Extracted records -
▼

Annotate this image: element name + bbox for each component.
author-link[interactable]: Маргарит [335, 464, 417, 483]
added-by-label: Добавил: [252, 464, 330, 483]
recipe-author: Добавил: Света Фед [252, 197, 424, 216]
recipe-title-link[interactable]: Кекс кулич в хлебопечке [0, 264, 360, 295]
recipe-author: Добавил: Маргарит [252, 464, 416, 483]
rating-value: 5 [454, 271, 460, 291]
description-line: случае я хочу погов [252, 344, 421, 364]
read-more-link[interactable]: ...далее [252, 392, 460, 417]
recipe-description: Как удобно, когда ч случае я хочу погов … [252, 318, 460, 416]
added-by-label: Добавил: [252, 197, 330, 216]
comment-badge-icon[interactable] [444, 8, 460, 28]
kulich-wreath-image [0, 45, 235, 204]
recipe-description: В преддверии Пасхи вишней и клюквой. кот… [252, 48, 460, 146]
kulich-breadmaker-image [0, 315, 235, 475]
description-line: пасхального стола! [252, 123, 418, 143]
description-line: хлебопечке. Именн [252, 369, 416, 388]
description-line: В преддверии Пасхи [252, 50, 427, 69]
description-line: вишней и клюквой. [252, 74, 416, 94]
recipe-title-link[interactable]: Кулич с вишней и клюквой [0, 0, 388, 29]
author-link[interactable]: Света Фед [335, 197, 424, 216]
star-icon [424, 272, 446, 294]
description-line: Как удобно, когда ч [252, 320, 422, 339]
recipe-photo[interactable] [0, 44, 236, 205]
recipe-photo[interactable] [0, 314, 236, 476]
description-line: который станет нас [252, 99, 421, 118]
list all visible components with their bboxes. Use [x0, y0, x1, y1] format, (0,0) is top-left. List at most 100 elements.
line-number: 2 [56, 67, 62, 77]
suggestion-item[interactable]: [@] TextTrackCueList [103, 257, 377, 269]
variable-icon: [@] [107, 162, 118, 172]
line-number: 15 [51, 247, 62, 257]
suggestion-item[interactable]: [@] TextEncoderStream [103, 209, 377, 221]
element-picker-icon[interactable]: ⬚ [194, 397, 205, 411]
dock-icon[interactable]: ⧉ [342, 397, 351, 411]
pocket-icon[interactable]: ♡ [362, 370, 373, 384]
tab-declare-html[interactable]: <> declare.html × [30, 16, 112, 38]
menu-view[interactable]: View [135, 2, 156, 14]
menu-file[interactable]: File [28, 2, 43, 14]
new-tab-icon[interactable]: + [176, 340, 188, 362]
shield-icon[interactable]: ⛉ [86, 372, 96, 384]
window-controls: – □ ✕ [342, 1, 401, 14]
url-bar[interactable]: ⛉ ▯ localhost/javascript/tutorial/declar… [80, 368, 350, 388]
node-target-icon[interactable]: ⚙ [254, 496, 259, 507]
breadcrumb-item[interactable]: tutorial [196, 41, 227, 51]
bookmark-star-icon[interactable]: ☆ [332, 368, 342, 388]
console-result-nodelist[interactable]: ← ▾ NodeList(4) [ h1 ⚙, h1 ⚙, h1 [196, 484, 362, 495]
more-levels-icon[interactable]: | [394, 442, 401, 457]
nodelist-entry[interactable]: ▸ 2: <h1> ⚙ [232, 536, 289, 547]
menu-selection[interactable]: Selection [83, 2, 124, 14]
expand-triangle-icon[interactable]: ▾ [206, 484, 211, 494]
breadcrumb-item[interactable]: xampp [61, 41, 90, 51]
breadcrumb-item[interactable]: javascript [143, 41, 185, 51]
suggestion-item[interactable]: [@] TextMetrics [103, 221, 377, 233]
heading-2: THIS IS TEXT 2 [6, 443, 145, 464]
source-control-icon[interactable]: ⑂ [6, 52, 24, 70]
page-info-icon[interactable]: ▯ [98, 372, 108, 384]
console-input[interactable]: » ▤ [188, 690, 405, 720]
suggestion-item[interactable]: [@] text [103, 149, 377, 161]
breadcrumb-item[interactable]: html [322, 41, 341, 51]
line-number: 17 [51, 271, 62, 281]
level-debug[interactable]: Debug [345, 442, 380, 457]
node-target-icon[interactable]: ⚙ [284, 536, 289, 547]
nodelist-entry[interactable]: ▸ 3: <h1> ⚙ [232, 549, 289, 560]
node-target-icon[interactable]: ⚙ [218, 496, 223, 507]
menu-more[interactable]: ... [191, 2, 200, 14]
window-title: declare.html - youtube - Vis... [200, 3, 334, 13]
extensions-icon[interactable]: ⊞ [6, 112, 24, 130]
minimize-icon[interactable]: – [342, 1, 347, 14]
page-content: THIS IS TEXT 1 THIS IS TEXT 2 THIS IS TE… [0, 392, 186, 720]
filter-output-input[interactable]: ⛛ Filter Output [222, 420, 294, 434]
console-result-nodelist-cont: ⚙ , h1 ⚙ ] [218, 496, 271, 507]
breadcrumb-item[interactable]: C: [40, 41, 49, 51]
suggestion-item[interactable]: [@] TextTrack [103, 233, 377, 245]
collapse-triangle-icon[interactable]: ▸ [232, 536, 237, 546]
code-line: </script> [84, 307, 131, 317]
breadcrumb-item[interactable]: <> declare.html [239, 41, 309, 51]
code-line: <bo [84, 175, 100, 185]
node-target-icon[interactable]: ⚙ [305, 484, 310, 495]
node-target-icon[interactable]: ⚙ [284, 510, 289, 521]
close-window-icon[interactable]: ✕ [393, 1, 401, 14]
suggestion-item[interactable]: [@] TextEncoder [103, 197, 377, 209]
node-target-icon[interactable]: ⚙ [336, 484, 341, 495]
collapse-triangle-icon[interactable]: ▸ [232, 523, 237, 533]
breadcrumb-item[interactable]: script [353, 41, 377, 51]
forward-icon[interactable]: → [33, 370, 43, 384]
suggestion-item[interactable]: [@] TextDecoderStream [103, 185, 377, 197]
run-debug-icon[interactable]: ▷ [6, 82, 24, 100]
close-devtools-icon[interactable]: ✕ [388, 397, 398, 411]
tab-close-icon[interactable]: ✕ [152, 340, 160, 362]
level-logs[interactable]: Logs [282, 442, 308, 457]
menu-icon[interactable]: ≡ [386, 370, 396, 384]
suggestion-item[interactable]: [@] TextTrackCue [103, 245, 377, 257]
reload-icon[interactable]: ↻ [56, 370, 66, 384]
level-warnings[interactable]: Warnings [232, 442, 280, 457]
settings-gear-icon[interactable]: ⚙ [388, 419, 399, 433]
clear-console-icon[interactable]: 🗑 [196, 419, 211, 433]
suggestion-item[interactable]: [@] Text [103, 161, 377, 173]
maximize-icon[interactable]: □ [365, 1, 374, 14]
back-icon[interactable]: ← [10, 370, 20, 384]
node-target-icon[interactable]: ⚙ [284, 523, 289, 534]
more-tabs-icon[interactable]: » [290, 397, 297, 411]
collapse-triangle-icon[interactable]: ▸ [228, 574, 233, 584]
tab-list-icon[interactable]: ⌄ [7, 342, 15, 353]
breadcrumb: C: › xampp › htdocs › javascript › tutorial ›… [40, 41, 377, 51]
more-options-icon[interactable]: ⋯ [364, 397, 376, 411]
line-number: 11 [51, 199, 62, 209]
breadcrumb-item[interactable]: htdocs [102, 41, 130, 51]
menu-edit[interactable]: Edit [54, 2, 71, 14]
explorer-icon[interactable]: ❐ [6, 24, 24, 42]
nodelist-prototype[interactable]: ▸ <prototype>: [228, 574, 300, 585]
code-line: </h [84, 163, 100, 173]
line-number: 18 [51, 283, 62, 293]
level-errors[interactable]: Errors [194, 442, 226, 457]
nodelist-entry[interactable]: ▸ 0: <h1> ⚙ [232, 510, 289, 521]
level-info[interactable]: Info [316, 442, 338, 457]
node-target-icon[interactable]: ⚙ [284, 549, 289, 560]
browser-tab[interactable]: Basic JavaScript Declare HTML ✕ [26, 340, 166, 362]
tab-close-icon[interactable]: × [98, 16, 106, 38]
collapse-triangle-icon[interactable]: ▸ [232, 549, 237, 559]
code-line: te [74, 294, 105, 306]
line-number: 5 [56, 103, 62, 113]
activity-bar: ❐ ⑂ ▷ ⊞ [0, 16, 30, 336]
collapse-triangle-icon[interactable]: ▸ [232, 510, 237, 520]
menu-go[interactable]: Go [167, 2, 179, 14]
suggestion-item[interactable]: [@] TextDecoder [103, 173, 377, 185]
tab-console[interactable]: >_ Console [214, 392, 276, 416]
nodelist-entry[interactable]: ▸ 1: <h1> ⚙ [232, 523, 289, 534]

▲

Exercise objective -
Copy the rows word for word, from the first row through the row that contains "description-line: пасхального стола!", including both of those rows.

Result of this task -
Annotate this image: element name + bbox for each component.
author-link[interactable]: Маргарит [335, 464, 417, 483]
added-by-label: Добавил: [252, 464, 330, 483]
recipe-author: Добавил: Света Фед [252, 197, 424, 216]
recipe-title-link[interactable]: Кекс кулич в хлебопечке [0, 264, 360, 295]
recipe-author: Добавил: Маргарит [252, 464, 416, 483]
rating-value: 5 [454, 271, 460, 291]
description-line: случае я хочу погов [252, 344, 421, 364]
read-more-link[interactable]: ...далее [252, 392, 460, 417]
recipe-description: Как удобно, когда ч случае я хочу погов … [252, 318, 460, 416]
added-by-label: Добавил: [252, 197, 330, 216]
comment-badge-icon[interactable] [444, 8, 460, 28]
kulich-wreath-image [0, 45, 235, 204]
recipe-description: В преддверии Пасхи вишней и клюквой. кот… [252, 48, 460, 146]
kulich-breadmaker-image [0, 315, 235, 475]
description-line: пасхального стола! [252, 123, 418, 143]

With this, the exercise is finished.